> _TO DO_: Tally the lines of the data below that contain the string "page", treating uppercase and lowercase as different, and give only the number.

> _MATERIAL SHOWN_:
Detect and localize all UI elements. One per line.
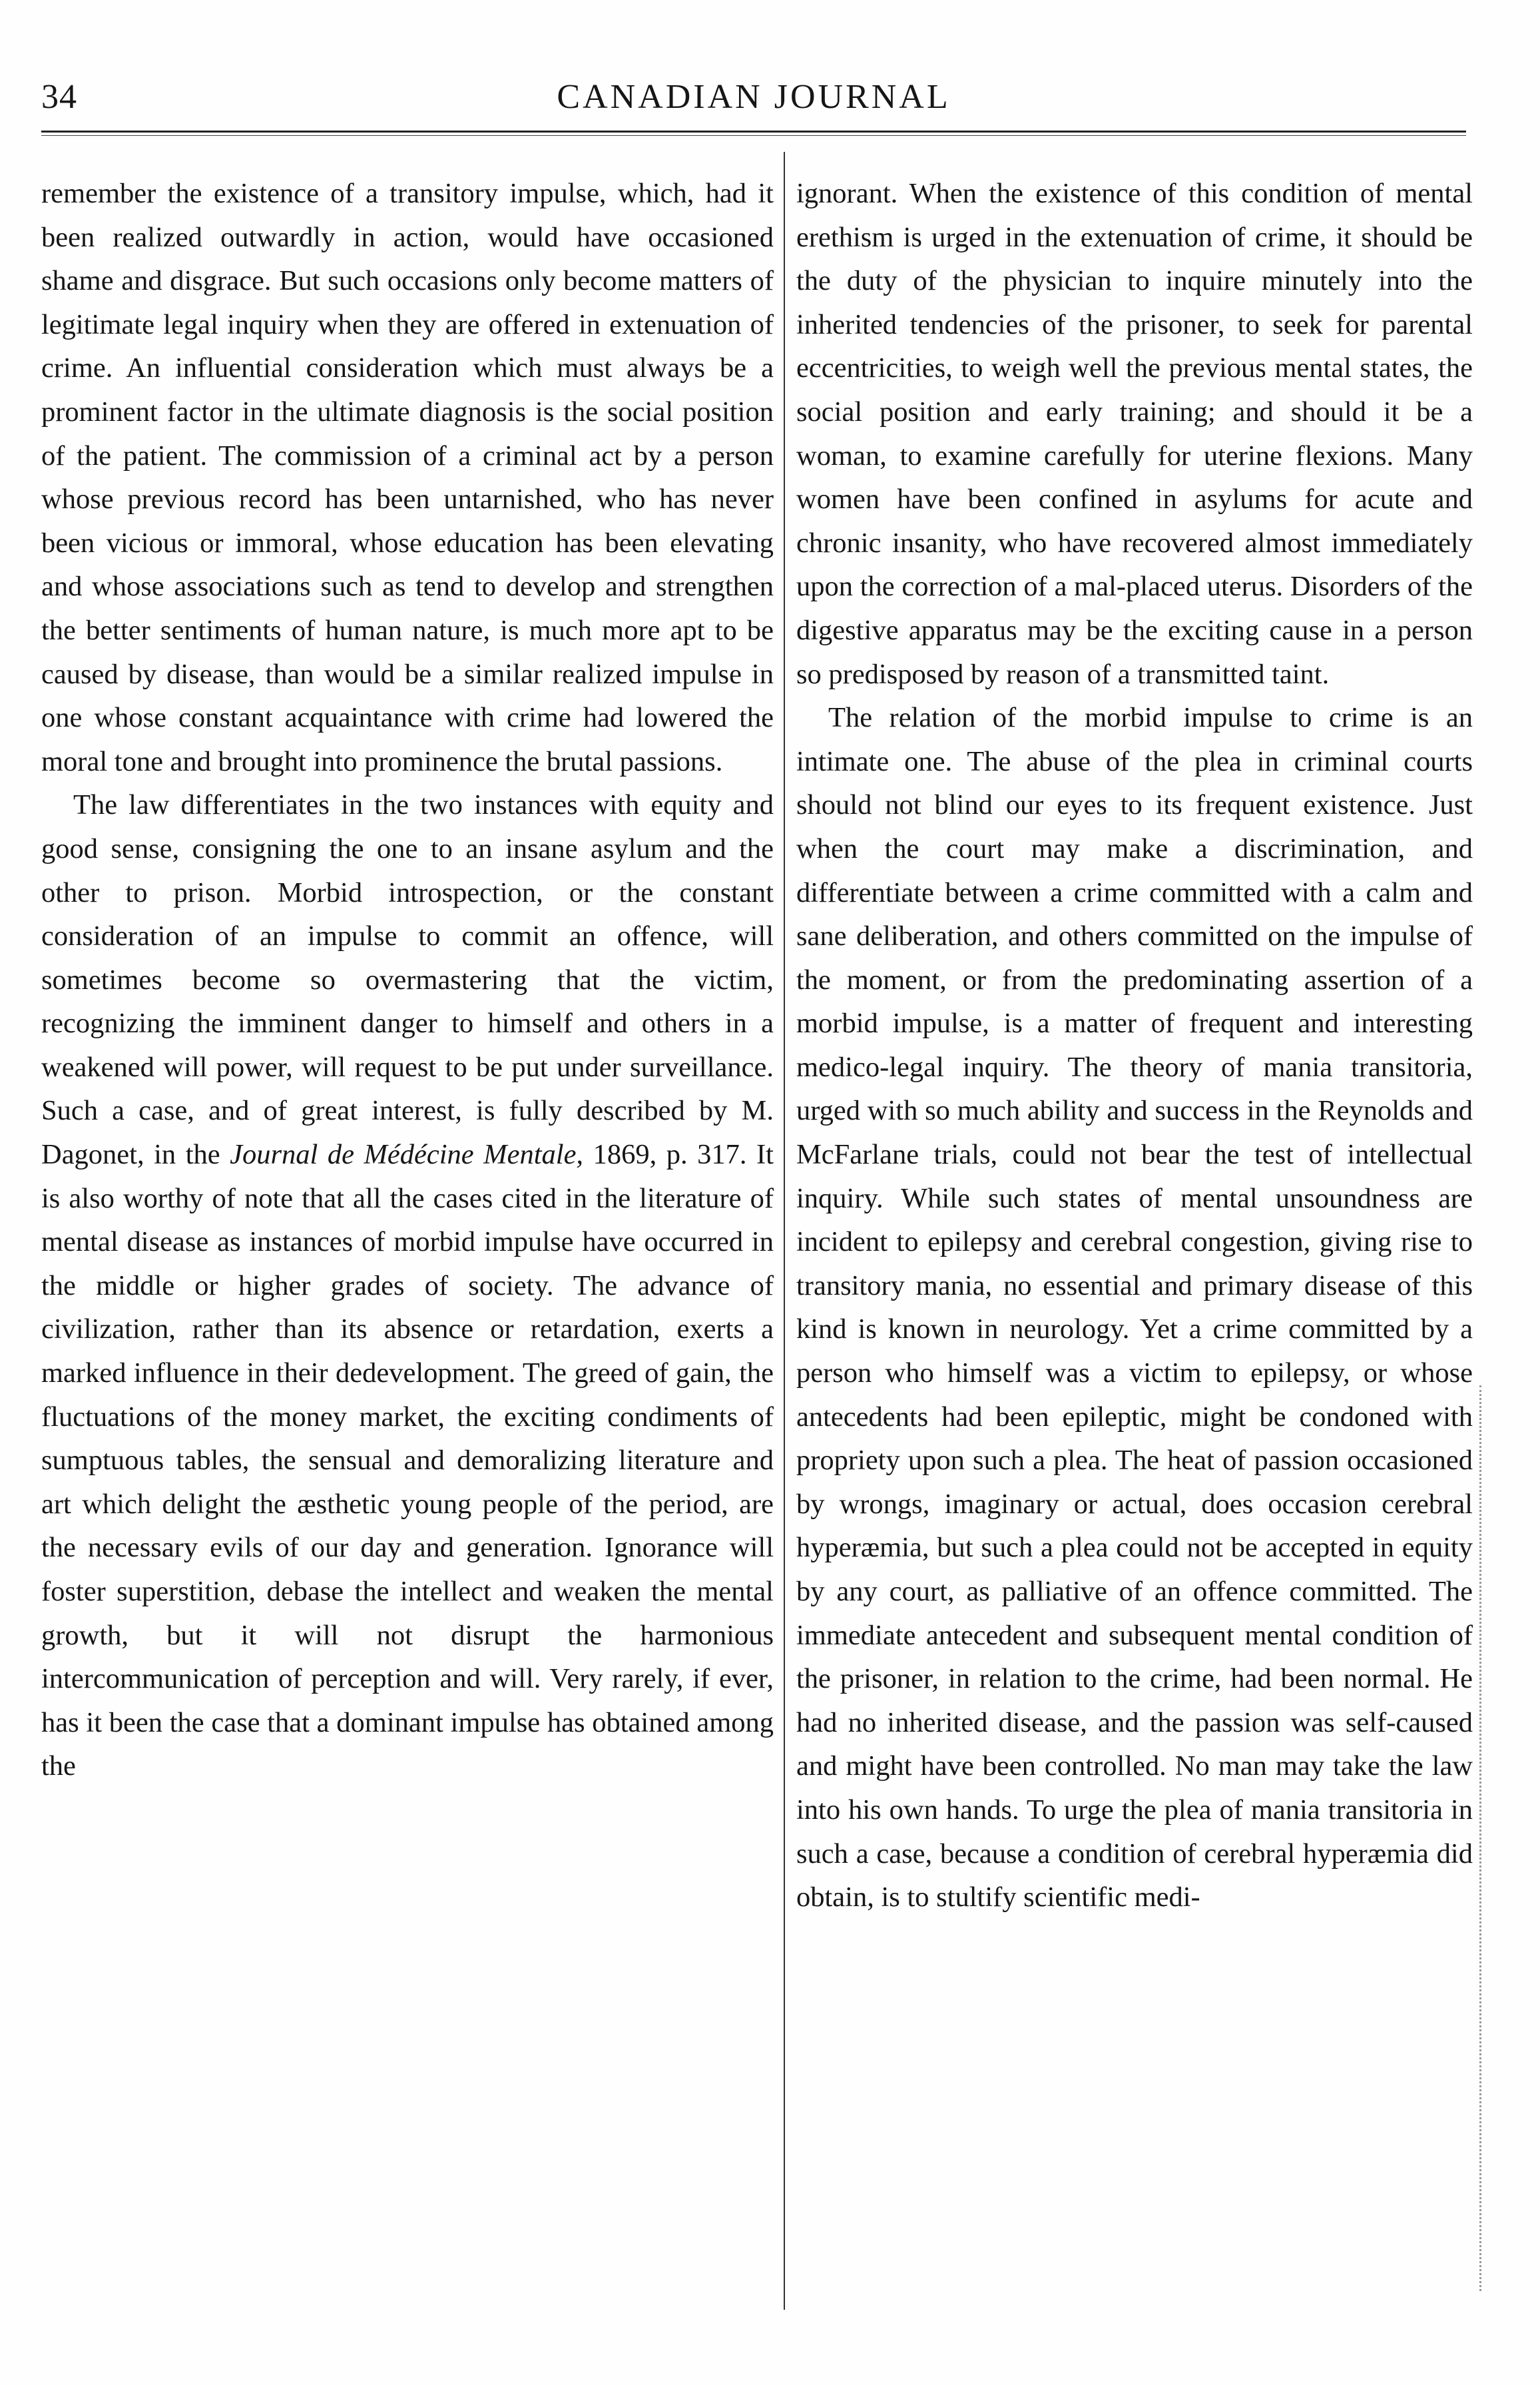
column-divider bbox=[784, 152, 785, 2310]
paragraph bbox=[41, 783, 774, 1788]
paragraph: The relation of the morbid impulse to crime is an intimate one. The abuse of the plea in criminal courts should not blind our eyes to its frequent existence. Just when the court may make a discrimination, and differentiate between a crime committed with a calm and sane deliberation, and others committed on the impulse of the moment, or from the predominating assertion of a morbid impulse, is a matter of frequent and interesting medico-legal inquiry. The theory of mania transitoria, urged with so much ability and success in the Reynolds and McFarlane trials, could not bear the test of intellectual inquiry. While such states of mental unsoundness are incident to epilepsy and cerebral congestion, giving rise to transitory mania, no essential and primary disease of this kind is known in neurology. Yet a crime committed by a person who himself was a victim to epilepsy, or whose antecedents had been epileptic, might be condoned with propriety upon such a plea. The heat of passion occasioned by wrongs, imaginary or actual, does occasion cerebral hyperæmia, but such a plea could not be accepted in equity by any court, as palliative of an offence committed. The immediate antecedent and subsequent mental condition of the prisoner, in relation to the crime, had been normal. He had no inherited disease, and the passion was self-caused and might have been controlled. No man may take the law into his own hands. To urge the plea of mania transitoria in such a case, because a condition of cerebral hyperæmia did obtain, is to stultify scientific medi- bbox=[796, 702, 1473, 1913]
paragraph-text: The law differentiates in the two instances with equity and good sense, consigning the one to an insane asylum and the other to prison. Morbid introspection, or the constant consideration of an impulse to commit an offence, will sometimes become so overmastering that the victim, recognizing the imminent danger to himself and others in a weakened will power, will request to be put under surveillance. Such a case, and of great interest, is fully described by M. Dagonet, in the bbox=[41, 789, 774, 1171]
page-edge-shadow bbox=[1479, 1385, 1481, 2291]
left-column bbox=[41, 172, 774, 1788]
running-head bbox=[41, 72, 1466, 125]
paragraph-text: 1869, p. 317. It is also worthy of note that all the cases cited in the literature of mental disease as instances of morbid impulse have occurred in the middle or higher grades of society. The advance of civilization, rather than its absence or retardation, exerts a marked influence in their dedevelopment. The greed of gain, the fluctuations of the money market, the exciting condiments of sumptuous tables, the sensual and demoralizing literature and art which delight the æsthetic young people of the period, are the necessary evils of our day and generation. Ignorance will foster superstition, debase the intellect and weaken the mental growth, but it will not disrupt the harmonious intercommunication of perception and will. Very rarely, if ever, has it been the case that a dominant impulse has obtained among the bbox=[41, 1139, 774, 1782]
paragraph-continued: remember the existence of a transitory impulse, which, had it been realized outwardly in action, would have occasioned shame and disgrace. But such occasions only become matters of legitimate legal inquiry when they are offered in extenuation of crime. An influential consideration which must always be a prominent factor in the ultimate diagnosis is the social position of the patient. The commission of a criminal act by a person whose previous record has been untarnished, who has never been vicious or immoral, whose education has been elevating and whose associations such as tend to develop and strengthen the better sentiments of human nature, is much more apt to be caused by disease, than would be a similar realized impulse in one whose constant acquaintance with crime had lowered the moral tone and brought into prominence the brutal passions. bbox=[41, 178, 774, 777]
header-rule-thin bbox=[41, 135, 1466, 136]
right-column bbox=[796, 172, 1473, 1919]
header-rule bbox=[41, 131, 1466, 133]
journal-citation: Journal de Médécine Mentale, bbox=[230, 1139, 584, 1171]
paragraph-continued: ignorant. When the existence of this condition of mental erethism is urged in the extenuation of crime, it should be the duty of the physician to inquire minutely into the inherited tendencies of the prisoner, to seek for parental eccentricities, to weigh well the previous mental states, the social position and early training; and should it be a woman, to examine carefully for uterine flexions. Many women have been confined in asylums for acute and chronic insanity, who have recovered almost immediately upon the correction of a mal-placed uterus. Disorders of the digestive apparatus may be the exciting cause in a person so predisposed by reason of a transmitted taint. bbox=[796, 178, 1473, 690]
journal-title: CANADIAN JOURNAL bbox=[557, 78, 951, 116]
page-number: 34 bbox=[41, 78, 77, 116]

> _RESULT OF THIS TASK_: 2